### PROMPT
Return every record exactly as written.

(Data records)
-------------------------

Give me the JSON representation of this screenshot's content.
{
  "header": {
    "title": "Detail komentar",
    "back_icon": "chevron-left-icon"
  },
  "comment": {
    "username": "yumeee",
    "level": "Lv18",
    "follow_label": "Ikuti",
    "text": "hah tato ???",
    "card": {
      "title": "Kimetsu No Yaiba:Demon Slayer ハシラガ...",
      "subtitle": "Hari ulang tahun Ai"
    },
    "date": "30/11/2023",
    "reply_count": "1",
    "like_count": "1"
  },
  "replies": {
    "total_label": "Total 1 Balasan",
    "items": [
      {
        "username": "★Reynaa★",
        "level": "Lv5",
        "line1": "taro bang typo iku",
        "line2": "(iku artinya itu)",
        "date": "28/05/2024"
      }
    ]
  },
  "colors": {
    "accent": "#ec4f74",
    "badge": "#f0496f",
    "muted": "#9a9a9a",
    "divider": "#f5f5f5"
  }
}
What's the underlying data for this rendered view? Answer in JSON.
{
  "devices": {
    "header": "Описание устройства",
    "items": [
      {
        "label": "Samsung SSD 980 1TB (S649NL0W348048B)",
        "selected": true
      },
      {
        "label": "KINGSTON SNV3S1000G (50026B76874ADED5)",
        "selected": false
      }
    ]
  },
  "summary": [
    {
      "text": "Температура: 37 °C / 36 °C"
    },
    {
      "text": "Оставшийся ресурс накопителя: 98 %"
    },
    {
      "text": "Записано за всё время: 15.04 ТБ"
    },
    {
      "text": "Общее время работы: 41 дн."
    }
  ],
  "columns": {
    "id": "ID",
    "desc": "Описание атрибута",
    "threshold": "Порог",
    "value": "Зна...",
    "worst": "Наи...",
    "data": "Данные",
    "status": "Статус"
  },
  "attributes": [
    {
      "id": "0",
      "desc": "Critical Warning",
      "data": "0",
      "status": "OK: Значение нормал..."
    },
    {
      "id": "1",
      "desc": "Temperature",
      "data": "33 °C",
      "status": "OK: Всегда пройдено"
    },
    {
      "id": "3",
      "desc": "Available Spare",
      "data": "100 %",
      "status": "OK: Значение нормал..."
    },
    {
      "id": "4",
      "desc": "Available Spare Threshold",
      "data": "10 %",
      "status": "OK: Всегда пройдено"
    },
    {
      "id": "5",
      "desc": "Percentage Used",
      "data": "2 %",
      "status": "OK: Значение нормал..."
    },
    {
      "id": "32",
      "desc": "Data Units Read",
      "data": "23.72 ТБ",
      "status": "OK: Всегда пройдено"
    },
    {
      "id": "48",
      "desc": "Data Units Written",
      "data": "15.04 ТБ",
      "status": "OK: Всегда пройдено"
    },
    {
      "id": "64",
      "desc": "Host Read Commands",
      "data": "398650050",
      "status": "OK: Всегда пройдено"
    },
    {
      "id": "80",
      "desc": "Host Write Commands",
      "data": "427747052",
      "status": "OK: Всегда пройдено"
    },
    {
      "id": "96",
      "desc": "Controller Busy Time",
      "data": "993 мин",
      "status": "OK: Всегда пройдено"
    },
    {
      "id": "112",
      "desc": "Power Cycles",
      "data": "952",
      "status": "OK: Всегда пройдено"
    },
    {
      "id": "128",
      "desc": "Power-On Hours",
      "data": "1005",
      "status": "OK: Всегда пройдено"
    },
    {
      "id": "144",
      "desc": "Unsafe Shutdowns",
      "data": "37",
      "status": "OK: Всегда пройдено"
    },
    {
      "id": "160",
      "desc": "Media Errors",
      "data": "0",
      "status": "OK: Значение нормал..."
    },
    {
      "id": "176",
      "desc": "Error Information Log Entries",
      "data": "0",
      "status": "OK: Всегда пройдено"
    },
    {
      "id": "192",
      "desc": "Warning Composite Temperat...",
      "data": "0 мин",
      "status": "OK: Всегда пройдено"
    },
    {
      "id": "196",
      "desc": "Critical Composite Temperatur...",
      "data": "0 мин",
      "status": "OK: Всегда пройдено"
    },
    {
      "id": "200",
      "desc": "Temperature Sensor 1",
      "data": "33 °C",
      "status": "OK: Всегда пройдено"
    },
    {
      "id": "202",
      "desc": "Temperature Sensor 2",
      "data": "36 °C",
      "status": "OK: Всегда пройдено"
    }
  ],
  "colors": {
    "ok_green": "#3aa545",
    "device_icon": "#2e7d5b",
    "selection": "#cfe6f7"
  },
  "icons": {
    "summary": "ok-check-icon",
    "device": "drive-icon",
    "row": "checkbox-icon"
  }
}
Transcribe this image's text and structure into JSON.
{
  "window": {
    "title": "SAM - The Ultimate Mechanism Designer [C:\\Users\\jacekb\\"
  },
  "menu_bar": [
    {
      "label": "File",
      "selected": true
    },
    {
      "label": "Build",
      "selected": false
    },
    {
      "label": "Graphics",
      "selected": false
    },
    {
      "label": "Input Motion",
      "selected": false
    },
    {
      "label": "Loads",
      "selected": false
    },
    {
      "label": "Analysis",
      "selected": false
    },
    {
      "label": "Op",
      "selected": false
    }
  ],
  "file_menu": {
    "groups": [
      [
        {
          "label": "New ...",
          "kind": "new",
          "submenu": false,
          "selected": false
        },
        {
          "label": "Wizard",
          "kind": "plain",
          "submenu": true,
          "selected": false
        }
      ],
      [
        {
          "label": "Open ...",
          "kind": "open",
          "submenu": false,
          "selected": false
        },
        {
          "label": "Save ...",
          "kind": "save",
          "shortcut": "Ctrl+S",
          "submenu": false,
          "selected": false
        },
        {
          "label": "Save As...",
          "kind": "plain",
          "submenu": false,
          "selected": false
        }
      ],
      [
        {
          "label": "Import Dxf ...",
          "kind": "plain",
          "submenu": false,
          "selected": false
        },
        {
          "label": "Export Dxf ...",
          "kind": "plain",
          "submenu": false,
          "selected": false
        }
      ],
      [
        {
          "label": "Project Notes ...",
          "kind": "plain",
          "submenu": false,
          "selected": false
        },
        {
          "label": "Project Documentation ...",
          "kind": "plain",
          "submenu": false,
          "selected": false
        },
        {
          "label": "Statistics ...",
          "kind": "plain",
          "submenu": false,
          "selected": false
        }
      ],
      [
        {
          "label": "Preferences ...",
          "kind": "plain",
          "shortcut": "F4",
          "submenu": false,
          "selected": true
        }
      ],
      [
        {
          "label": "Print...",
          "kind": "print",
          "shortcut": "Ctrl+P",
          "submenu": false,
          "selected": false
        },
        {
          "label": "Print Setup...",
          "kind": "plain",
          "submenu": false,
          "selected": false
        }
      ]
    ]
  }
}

-------------------------

### COMPLETE OUTPUT
Give me the JSON representation of this screenshot's content.
{
  "header": {
    "title": "Detail komentar",
    "back_icon": "chevron-left-icon"
  },
  "comment": {
    "username": "yumeee",
    "level": "Lv18",
    "follow_label": "Ikuti",
    "text": "hah tato ???",
    "card": {
      "title": "Kimetsu No Yaiba:Demon Slayer ハシラガ...",
      "subtitle": "Hari ulang tahun Ai"
    },
    "date": "30/11/2023",
    "reply_count": "1",
    "like_count": "1"
  },
  "replies": {
    "total_label": "Total 1 Balasan",
    "items": [
      {
        "username": "★Reynaa★",
        "level": "Lv5",
        "line1": "taro bang typo iku",
        "line2": "(iku artinya itu)",
        "date": "28/05/2024"
      }
    ]
  },
  "colors": {
    "accent": "#ec4f74",
    "badge": "#f0496f",
    "muted": "#9a9a9a",
    "divider": "#f5f5f5"
  }
}
What's the underlying data for this rendered view? Answer in JSON.
{
  "devices": {
    "header": "Описание устройства",
    "items": [
      {
        "label": "Samsung SSD 980 1TB (S649NL0W348048B)",
        "selected": true
      },
      {
        "label": "KINGSTON SNV3S1000G (50026B76874ADED5)",
        "selected": false
      }
    ]
  },
  "summary": [
    {
      "text": "Температура: 37 °C / 36 °C"
    },
    {
      "text": "Оставшийся ресурс накопителя: 98 %"
    },
    {
      "text": "Записано за всё время: 15.04 ТБ"
    },
    {
      "text": "Общее время работы: 41 дн."
    }
  ],
  "columns": {
    "id": "ID",
    "desc": "Описание атрибута",
    "threshold": "Порог",
    "value": "Зна...",
    "worst": "Наи...",
    "data": "Данные",
    "status": "Статус"
  },
  "attributes": [
    {
      "id": "0",
      "desc": "Critical Warning",
      "data": "0",
      "status": "OK: Значение нормал..."
    },
    {
      "id": "1",
      "desc": "Temperature",
      "data": "33 °C",
      "status": "OK: Всегда пройдено"
    },
    {
      "id": "3",
      "desc": "Available Spare",
      "data": "100 %",
      "status": "OK: Значение нормал..."
    },
    {
      "id": "4",
      "desc": "Available Spare Threshold",
      "data": "10 %",
      "status": "OK: Всегда пройдено"
    },
    {
      "id": "5",
      "desc": "Percentage Used",
      "data": "2 %",
      "status": "OK: Значение нормал..."
    },
    {
      "id": "32",
      "desc": "Data Units Read",
      "data": "23.72 ТБ",
      "status": "OK: Всегда пройдено"
    },
    {
      "id": "48",
      "desc": "Data Units Written",
      "data": "15.04 ТБ",
      "status": "OK: Всегда пройдено"
    },
    {
      "id": "64",
      "desc": "Host Read Commands",
      "data": "398650050",
      "status": "OK: Всегда пройдено"
    },
    {
      "id": "80",
      "desc": "Host Write Commands",
      "data": "427747052",
      "status": "OK: Всегда пройдено"
    },
    {
      "id": "96",
      "desc": "Controller Busy Time",
      "data": "993 мин",
      "status": "OK: Всегда пройдено"
    },
    {
      "id": "112",
      "desc": "Power Cycles",
      "data": "952",
      "status": "OK: Всегда пройдено"
    },
    {
      "id": "128",
      "desc": "Power-On Hours",
      "data": "1005",
      "status": "OK: Всегда пройдено"
    },
    {
      "id": "144",
      "desc": "Unsafe Shutdowns",
      "data": "37",
      "status": "OK: Всегда пройдено"
    },
    {
      "id": "160",
      "desc": "Media Errors",
      "data": "0",
      "status": "OK: Значение нормал..."
    },
    {
      "id": "176",
      "desc": "Error Information Log Entries",
      "data": "0",
      "status": "OK: Всегда пройдено"
    },
    {
      "id": "192",
      "desc": "Warning Composite Temperat...",
      "data": "0 мин",
      "status": "OK: Всегда пройдено"
    },
    {
      "id": "196",
      "desc": "Critical Composite Temperatur...",
      "data": "0 мин",
      "status": "OK: Всегда пройдено"
    },
    {
      "id": "200",
      "desc": "Temperature Sensor 1",
      "data": "33 °C",
      "status": "OK: Всегда пройдено"
    },
    {
      "id": "202",
      "desc": "Temperature Sensor 2",
      "data": "36 °C",
      "status": "OK: Всегда пройдено"
    }
  ],
  "colors": {
    "ok_green": "#3aa545",
    "device_icon": "#2e7d5b",
    "selection": "#cfe6f7"
  },
  "icons": {
    "summary": "ok-check-icon",
    "device": "drive-icon",
    "row": "checkbox-icon"
  }
}
Transcribe this image's text and structure into JSON.
{
  "window": {
    "title": "SAM - The Ultimate Mechanism Designer [C:\\Users\\jacekb\\"
  },
  "menu_bar": [
    {
      "label": "File",
      "selected": true
    },
    {
      "label": "Build",
      "selected": false
    },
    {
      "label": "Graphics",
      "selected": false
    },
    {
      "label": "Input Motion",
      "selected": false
    },
    {
      "label": "Loads",
      "selected": false
    },
    {
      "label": "Analysis",
      "selected": false
    },
    {
      "label": "Op",
      "selected": false
    }
  ],
  "file_menu": {
    "groups": [
      [
        {
          "label": "New ...",
          "kind": "new",
          "submenu": false,
          "selected": false
        },
        {
          "label": "Wizard",
          "kind": "plain",
          "submenu": true,
          "selected": false
        }
      ],
      [
        {
          "label": "Open ...",
          "kind": "open",
          "submenu": false,
          "selected": false
        },
        {
          "label": "Save ...",
          "kind": "save",
          "shortcut": "Ctrl+S",
          "submenu": false,
          "selected": false
        },
        {
          "label": "Save As...",
          "kind": "plain",
          "submenu": false,
          "selected": false
        }
      ],
      [
        {
          "label": "Import Dxf ...",
          "kind": "plain",
          "submenu": false,
          "selected": false
        },
        {
          "label": "Export Dxf ...",
          "kind": "plain",
          "submenu": false,
          "selected": false
        }
      ],
      [
        {
          "label": "Project Notes ...",
          "kind": "plain",
          "submenu": false,
          "selected": false
        },
        {
          "label": "Project Documentation ...",
          "kind": "plain",
          "submenu": false,
          "selected": false
        },
        {
          "label": "Statistics ...",
          "kind": "plain",
          "submenu": false,
          "selected": false
        }
      ],
      [
        {
          "label": "Preferences ...",
          "kind": "plain",
          "shortcut": "F4",
          "submenu": false,
          "selected": true
        }
      ],
      [
        {
          "label": "Print...",
          "kind": "print",
          "shortcut": "Ctrl+P",
          "submenu": false,
          "selected": false
        },
        {
          "label": "Print Setup...",
          "kind": "plain",
          "submenu": false,
          "selected": false
        }
      ]
    ]
  }
}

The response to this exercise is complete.